== Excerpted records

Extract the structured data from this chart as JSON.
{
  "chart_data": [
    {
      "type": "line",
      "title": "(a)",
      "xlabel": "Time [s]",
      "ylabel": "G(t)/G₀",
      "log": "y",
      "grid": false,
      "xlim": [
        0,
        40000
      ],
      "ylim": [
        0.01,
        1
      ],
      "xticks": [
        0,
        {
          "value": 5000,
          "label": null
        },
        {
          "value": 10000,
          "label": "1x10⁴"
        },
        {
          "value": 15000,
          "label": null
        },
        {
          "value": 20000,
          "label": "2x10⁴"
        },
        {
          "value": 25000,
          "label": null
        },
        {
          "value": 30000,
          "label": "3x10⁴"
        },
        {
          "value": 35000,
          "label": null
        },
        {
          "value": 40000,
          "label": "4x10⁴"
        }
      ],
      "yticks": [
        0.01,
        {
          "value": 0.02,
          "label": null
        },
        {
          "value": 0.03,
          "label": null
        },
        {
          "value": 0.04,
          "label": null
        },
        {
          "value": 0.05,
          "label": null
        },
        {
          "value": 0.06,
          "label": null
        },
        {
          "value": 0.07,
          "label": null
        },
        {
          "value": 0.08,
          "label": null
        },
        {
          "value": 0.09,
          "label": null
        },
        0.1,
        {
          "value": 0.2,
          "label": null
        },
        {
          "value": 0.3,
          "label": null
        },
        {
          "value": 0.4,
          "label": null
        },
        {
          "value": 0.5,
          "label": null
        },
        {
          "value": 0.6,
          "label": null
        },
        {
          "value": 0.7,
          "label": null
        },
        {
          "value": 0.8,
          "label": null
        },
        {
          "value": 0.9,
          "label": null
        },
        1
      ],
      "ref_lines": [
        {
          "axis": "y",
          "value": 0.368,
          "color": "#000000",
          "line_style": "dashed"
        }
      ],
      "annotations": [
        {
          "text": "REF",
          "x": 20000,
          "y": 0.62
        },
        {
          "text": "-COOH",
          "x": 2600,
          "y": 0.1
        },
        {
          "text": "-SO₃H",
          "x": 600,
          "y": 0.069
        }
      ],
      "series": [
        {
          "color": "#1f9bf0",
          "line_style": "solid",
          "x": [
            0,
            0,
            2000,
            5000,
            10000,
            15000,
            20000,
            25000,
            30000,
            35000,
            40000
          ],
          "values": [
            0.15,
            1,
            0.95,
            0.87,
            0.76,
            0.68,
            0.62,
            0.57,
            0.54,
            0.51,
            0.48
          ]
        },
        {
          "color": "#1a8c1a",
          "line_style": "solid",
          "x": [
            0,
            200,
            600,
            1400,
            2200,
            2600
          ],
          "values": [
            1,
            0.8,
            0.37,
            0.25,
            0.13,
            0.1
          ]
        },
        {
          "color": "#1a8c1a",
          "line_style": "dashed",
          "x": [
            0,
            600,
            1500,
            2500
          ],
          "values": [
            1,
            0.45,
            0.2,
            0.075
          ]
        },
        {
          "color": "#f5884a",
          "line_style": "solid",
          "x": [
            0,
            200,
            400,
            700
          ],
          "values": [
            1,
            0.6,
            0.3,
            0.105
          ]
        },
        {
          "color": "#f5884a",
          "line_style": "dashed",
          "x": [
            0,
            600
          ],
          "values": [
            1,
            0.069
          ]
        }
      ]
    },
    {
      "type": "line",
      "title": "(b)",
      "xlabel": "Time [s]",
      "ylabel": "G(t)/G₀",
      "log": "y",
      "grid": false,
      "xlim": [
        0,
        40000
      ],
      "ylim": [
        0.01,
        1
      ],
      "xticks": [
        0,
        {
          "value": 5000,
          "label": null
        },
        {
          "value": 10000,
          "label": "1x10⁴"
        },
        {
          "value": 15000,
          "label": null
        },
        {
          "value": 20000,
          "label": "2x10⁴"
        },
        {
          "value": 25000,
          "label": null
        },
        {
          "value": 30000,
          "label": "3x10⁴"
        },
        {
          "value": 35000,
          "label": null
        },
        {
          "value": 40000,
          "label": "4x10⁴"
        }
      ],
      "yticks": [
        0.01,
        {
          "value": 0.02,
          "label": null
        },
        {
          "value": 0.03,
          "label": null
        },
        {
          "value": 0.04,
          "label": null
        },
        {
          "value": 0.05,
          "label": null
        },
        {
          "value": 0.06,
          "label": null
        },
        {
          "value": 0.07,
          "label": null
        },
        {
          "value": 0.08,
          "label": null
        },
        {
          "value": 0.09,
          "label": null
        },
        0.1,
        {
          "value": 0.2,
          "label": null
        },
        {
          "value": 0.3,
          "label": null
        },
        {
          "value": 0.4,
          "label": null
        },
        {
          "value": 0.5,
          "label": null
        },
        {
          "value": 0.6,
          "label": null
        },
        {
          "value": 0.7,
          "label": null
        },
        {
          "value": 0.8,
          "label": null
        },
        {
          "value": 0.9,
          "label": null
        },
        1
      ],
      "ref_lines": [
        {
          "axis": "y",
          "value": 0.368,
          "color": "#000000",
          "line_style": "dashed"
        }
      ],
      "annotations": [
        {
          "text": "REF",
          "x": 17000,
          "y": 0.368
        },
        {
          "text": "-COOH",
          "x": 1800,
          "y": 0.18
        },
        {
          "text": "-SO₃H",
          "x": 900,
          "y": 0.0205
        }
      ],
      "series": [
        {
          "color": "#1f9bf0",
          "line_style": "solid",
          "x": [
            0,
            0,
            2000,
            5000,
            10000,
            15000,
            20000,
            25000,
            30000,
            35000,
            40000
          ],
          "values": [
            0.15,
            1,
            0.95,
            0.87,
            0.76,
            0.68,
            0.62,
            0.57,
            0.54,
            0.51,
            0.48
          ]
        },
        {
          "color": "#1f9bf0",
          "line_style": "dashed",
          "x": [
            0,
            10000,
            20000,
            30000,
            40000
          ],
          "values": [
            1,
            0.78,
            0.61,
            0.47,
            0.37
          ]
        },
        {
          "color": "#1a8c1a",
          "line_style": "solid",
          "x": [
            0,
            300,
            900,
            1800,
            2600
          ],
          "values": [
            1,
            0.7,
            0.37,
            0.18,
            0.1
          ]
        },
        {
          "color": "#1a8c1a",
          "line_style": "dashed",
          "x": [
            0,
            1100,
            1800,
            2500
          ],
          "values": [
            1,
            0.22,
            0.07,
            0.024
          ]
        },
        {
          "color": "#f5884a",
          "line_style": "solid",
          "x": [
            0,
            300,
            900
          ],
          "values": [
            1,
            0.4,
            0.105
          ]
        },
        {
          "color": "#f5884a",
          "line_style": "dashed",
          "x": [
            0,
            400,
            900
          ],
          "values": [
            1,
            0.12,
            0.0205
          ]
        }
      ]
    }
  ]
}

====

> _What needs to be done_
Write the listing out again, exactly as it reads.

> _Correct result_
Extract the structured data from this chart as JSON.
{
  "chart_data": [
    {
      "type": "line",
      "title": "(a)",
      "xlabel": "Time [s]",
      "ylabel": "G(t)/G₀",
      "log": "y",
      "grid": false,
      "xlim": [
        0,
        40000
      ],
      "ylim": [
        0.01,
        1
      ],
      "xticks": [
        0,
        {
          "value": 5000,
          "label": null
        },
        {
          "value": 10000,
          "label": "1x10⁴"
        },
        {
          "value": 15000,
          "label": null
        },
        {
          "value": 20000,
          "label": "2x10⁴"
        },
        {
          "value": 25000,
          "label": null
        },
        {
          "value": 30000,
          "label": "3x10⁴"
        },
        {
          "value": 35000,
          "label": null
        },
        {
          "value": 40000,
          "label": "4x10⁴"
        }
      ],
      "yticks": [
        0.01,
        {
          "value": 0.02,
          "label": null
        },
        {
          "value": 0.03,
          "label": null
        },
        {
          "value": 0.04,
          "label": null
        },
        {
          "value": 0.05,
          "label": null
        },
        {
          "value": 0.06,
          "label": null
        },
        {
          "value": 0.07,
          "label": null
        },
        {
          "value": 0.08,
          "label": null
        },
        {
          "value": 0.09,
          "label": null
        },
        0.1,
        {
          "value": 0.2,
          "label": null
        },
        {
          "value": 0.3,
          "label": null
        },
        {
          "value": 0.4,
          "label": null
        },
        {
          "value": 0.5,
          "label": null
        },
        {
          "value": 0.6,
          "label": null
        },
        {
          "value": 0.7,
          "label": null
        },
        {
          "value": 0.8,
          "label": null
        },
        {
          "value": 0.9,
          "label": null
        },
        1
      ],
      "ref_lines": [
        {
          "axis": "y",
          "value": 0.368,
          "color": "#000000",
          "line_style": "dashed"
        }
      ],
      "annotations": [
        {
          "text": "REF",
          "x": 20000,
          "y": 0.62
        },
        {
          "text": "-COOH",
          "x": 2600,
          "y": 0.1
        },
        {
          "text": "-SO₃H",
          "x": 600,
          "y": 0.069
        }
      ],
      "series": [
        {
          "color": "#1f9bf0",
          "line_style": "solid",
          "x": [
            0,
            0,
            2000,
            5000,
            10000,
            15000,
            20000,
            25000,
            30000,
            35000,
            40000
          ],
          "values": [
            0.15,
            1,
            0.95,
            0.87,
            0.76,
            0.68,
            0.62,
            0.57,
            0.54,
            0.51,
            0.48
          ]
        },
        {
          "color": "#1a8c1a",
          "line_style": "solid",
          "x": [
            0,
            200,
            600,
            1400,
            2200,
            2600
          ],
          "values": [
            1,
            0.8,
            0.37,
            0.25,
            0.13,
            0.1
          ]
        },
        {
          "color": "#1a8c1a",
          "line_style": "dashed",
          "x": [
            0,
            600,
            1500,
            2500
          ],
          "values": [
            1,
            0.45,
            0.2,
            0.075
          ]
        },
        {
          "color": "#f5884a",
          "line_style": "solid",
          "x": [
            0,
            200,
            400,
            700
          ],
          "values": [
            1,
            0.6,
            0.3,
            0.105
          ]
        },
        {
          "color": "#f5884a",
          "line_style": "dashed",
          "x": [
            0,
            600
          ],
          "values": [
            1,
            0.069
          ]
        }
      ]
    },
    {
      "type": "line",
      "title": "(b)",
      "xlabel": "Time [s]",
      "ylabel": "G(t)/G₀",
      "log": "y",
      "grid": false,
      "xlim": [
        0,
        40000
      ],
      "ylim": [
        0.01,
        1
      ],
      "xticks": [
        0,
        {
          "value": 5000,
          "label": null
        },
        {
          "value": 10000,
          "label": "1x10⁴"
        },
        {
          "value": 15000,
          "label": null
        },
        {
          "value": 20000,
          "label": "2x10⁴"
        },
        {
          "value": 25000,
          "label": null
        },
        {
          "value": 30000,
          "label": "3x10⁴"
        },
        {
          "value": 35000,
          "label": null
        },
        {
          "value": 40000,
          "label": "4x10⁴"
        }
      ],
      "yticks": [
        0.01,
        {
          "value": 0.02,
          "label": null
        },
        {
          "value": 0.03,
          "label": null
        },
        {
          "value": 0.04,
          "label": null
        },
        {
          "value": 0.05,
          "label": null
        },
        {
          "value": 0.06,
          "label": null
        },
        {
          "value": 0.07,
          "label": null
        },
        {
          "value": 0.08,
          "label": null
        },
        {
          "value": 0.09,
          "label": null
        },
        0.1,
        {
          "value": 0.2,
          "label": null
        },
        {
          "value": 0.3,
          "label": null
        },
        {
          "value": 0.4,
          "label": null
        },
        {
          "value": 0.5,
          "label": null
        },
        {
          "value": 0.6,
          "label": null
        },
        {
          "value": 0.7,
          "label": null
        },
        {
          "value": 0.8,
          "label": null
        },
        {
          "value": 0.9,
          "label": null
        },
        1
      ],
      "ref_lines": [
        {
          "axis": "y",
          "value": 0.368,
          "color": "#000000",
          "line_style": "dashed"
        }
      ],
      "annotations": [
        {
          "text": "REF",
          "x": 17000,
          "y": 0.368
        },
        {
          "text": "-COOH",
          "x": 1800,
          "y": 0.18
        },
        {
          "text": "-SO₃H",
          "x": 900,
          "y": 0.0205
        }
      ],
      "series": [
        {
          "color": "#1f9bf0",
          "line_style": "solid",
          "x": [
            0,
            0,
            2000,
            5000,
            10000,
            15000,
            20000,
            25000,
            30000,
            35000,
            40000
          ],
          "values": [
            0.15,
            1,
            0.95,
            0.87,
            0.76,
            0.68,
            0.62,
            0.57,
            0.54,
            0.51,
            0.48
          ]
        },
        {
          "color": "#1f9bf0",
          "line_style": "dashed",
          "x": [
            0,
            10000,
            20000,
            30000,
            40000
          ],
          "values": [
            1,
            0.78,
            0.61,
            0.47,
            0.37
          ]
        },
        {
          "color": "#1a8c1a",
          "line_style": "solid",
          "x": [
            0,
            300,
            900,
            1800,
            2600
          ],
          "values": [
            1,
            0.7,
            0.37,
            0.18,
            0.1
          ]
        },
        {
          "color": "#1a8c1a",
          "line_style": "dashed",
          "x": [
            0,
            1100,
            1800,
            2500
          ],
          "values": [
            1,
            0.22,
            0.07,
            0.024
          ]
        },
        {
          "color": "#f5884a",
          "line_style": "solid",
          "x": [
            0,
            300,
            900
          ],
          "values": [
            1,
            0.4,
            0.105
          ]
        },
        {
          "color": "#f5884a",
          "line_style": "dashed",
          "x": [
            0,
            400,
            900
          ],
          "values": [
            1,
            0.12,
            0.0205
          ]
        }
      ]
    }
  ]
}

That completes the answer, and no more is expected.